— BEGIN —

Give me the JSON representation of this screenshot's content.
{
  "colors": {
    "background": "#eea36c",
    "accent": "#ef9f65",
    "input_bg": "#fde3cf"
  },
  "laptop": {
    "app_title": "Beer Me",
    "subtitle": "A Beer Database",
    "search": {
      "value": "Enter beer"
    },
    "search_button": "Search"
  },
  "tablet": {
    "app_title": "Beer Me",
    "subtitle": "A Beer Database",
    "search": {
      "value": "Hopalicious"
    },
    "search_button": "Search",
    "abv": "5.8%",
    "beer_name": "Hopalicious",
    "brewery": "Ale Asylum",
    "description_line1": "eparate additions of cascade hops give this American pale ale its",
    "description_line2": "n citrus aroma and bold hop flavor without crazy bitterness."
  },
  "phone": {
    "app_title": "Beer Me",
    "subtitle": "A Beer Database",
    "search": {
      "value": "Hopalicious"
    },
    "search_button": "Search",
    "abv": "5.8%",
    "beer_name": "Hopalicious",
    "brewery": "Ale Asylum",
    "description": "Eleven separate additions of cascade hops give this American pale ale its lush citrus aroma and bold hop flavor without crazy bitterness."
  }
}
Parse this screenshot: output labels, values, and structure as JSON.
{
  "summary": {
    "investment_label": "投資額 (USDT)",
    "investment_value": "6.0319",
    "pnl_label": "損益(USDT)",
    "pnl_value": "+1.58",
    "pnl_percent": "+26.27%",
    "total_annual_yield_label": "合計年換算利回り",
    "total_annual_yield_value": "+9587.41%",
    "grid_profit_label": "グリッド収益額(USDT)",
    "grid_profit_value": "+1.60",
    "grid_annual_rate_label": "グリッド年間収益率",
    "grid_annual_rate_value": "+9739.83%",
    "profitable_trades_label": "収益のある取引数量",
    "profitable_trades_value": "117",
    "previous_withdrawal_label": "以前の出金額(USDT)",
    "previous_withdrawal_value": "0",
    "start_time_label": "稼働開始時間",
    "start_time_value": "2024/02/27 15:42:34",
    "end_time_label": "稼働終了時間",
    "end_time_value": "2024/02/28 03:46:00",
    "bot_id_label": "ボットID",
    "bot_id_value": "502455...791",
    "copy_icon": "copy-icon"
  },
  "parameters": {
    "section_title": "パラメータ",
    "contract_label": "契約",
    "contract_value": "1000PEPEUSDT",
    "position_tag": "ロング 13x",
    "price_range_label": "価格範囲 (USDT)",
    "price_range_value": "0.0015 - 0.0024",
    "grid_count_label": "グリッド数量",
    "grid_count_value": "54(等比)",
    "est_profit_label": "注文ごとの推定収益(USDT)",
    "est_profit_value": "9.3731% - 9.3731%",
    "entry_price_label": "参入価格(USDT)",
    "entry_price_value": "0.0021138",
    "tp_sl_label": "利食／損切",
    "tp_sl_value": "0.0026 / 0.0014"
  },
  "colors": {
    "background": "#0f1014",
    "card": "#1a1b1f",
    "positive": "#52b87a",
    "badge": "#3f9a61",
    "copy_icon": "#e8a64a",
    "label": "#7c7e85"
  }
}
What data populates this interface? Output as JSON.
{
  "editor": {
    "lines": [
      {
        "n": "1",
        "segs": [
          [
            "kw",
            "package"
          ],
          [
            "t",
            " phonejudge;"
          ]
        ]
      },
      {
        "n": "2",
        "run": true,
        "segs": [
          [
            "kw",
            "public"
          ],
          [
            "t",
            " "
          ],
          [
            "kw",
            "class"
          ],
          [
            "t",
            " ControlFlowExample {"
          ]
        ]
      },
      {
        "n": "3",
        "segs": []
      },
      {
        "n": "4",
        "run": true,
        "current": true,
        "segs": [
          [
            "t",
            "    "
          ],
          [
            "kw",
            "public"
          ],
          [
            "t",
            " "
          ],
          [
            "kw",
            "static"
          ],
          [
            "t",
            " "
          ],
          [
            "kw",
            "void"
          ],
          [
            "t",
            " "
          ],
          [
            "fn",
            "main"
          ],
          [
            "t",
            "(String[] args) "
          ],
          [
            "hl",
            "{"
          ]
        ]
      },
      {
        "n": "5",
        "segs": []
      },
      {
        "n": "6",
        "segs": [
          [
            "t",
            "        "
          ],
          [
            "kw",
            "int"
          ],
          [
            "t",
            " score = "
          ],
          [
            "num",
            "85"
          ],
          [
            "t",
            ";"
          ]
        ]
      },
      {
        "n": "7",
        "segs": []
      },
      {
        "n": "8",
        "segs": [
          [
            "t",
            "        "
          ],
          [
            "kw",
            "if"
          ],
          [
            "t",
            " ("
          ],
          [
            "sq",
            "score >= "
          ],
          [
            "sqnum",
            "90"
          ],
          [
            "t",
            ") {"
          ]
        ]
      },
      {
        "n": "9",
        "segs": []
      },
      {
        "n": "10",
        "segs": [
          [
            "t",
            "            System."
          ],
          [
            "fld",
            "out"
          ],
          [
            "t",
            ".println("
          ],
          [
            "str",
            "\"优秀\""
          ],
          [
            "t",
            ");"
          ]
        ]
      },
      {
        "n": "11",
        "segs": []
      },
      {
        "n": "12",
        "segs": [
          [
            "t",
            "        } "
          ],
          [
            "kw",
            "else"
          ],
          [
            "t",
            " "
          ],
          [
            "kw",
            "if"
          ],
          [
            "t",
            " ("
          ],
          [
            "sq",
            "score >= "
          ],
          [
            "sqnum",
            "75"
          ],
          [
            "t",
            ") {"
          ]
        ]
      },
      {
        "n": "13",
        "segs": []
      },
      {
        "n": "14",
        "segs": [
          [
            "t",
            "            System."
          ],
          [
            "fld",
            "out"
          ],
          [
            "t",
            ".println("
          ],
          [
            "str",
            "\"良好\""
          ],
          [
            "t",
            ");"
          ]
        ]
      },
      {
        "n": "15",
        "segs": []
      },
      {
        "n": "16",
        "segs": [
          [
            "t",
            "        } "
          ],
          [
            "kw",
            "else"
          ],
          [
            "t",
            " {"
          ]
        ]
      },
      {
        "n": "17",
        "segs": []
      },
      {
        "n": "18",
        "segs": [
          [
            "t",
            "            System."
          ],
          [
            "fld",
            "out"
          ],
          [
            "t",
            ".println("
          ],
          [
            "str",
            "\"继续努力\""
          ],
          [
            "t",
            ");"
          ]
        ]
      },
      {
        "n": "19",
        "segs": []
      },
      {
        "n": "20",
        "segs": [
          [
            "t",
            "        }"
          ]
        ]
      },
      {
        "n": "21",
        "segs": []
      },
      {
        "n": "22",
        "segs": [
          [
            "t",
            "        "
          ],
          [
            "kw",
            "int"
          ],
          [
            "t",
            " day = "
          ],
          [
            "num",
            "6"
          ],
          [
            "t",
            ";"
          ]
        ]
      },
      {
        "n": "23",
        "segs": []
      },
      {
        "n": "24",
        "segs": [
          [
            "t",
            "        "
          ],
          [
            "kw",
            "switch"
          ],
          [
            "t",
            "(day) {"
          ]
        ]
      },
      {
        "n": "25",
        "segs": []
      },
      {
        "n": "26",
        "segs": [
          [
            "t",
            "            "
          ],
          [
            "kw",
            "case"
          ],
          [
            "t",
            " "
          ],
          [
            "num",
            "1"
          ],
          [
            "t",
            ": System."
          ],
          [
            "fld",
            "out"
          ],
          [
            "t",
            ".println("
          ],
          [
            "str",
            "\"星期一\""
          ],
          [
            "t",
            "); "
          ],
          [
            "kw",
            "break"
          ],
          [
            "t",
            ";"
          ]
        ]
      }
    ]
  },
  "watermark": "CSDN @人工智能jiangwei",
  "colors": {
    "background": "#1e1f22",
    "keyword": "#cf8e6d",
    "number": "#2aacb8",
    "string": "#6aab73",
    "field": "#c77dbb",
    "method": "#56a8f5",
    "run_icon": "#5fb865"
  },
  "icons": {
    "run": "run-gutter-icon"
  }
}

— END —

Count the lines of these entries that hold the string "this", and give only that number.

Response below: 5